### AIM
Pictures are not part of the copy; repeat everything else in the records exactly.

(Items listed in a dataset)
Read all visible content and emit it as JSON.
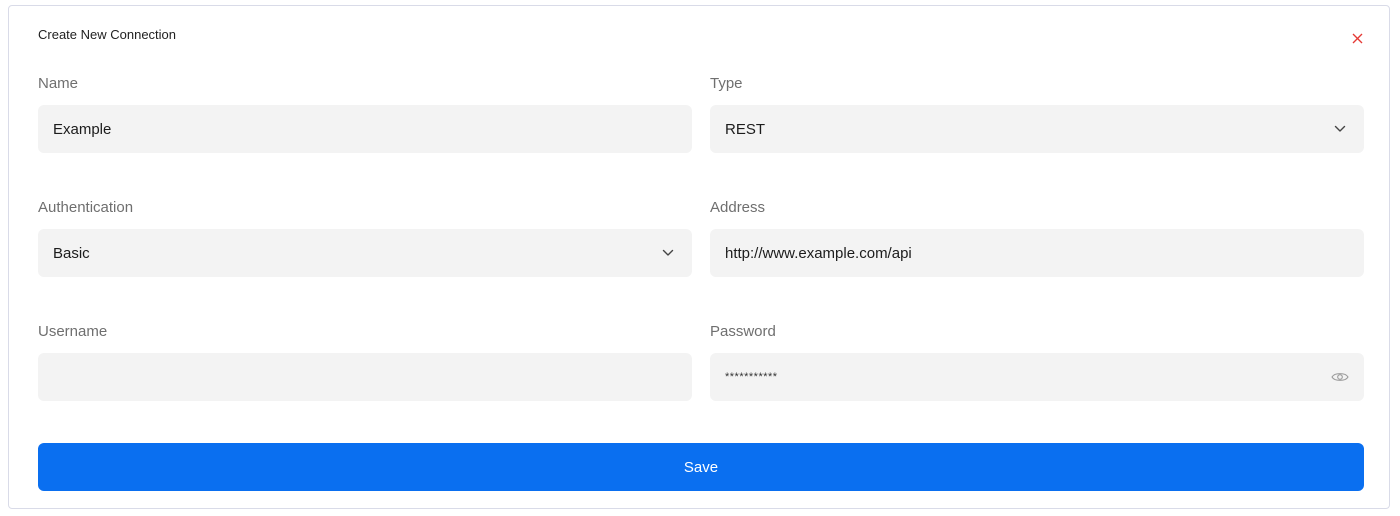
{
  "dialog": {
    "title": "Create New Connection",
    "close_icon": "close-icon",
    "close_color": "#e53935"
  },
  "form": {
    "name": {
      "label": "Name",
      "value": "Example"
    },
    "type": {
      "label": "Type",
      "value": "REST",
      "icon": "chevron-down-icon"
    },
    "authentication": {
      "label": "Authentication",
      "value": "Basic",
      "icon": "chevron-down-icon"
    },
    "address": {
      "label": "Address",
      "value": "http://www.example.com/api"
    },
    "username": {
      "label": "Username",
      "value": ""
    },
    "password": {
      "label": "Password",
      "value": "***********",
      "icon": "eye-icon"
    }
  },
  "actions": {
    "save_label": "Save",
    "accent": "#0a6ff0"
  }
}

### RESPONSE TO THIS EXERCISE
Read all visible content and emit it as JSON.
{
  "dialog": {
    "title": "Create New Connection",
    "close_icon": "close-icon",
    "close_color": "#e53935"
  },
  "form": {
    "name": {
      "label": "Name",
      "value": "Example"
    },
    "type": {
      "label": "Type",
      "value": "REST",
      "icon": "chevron-down-icon"
    },
    "authentication": {
      "label": "Authentication",
      "value": "Basic",
      "icon": "chevron-down-icon"
    },
    "address": {
      "label": "Address",
      "value": "http://www.example.com/api"
    },
    "username": {
      "label": "Username",
      "value": ""
    },
    "password": {
      "label": "Password",
      "value": "***********",
      "icon": "eye-icon"
    }
  },
  "actions": {
    "save_label": "Save",
    "accent": "#0a6ff0"
  }
}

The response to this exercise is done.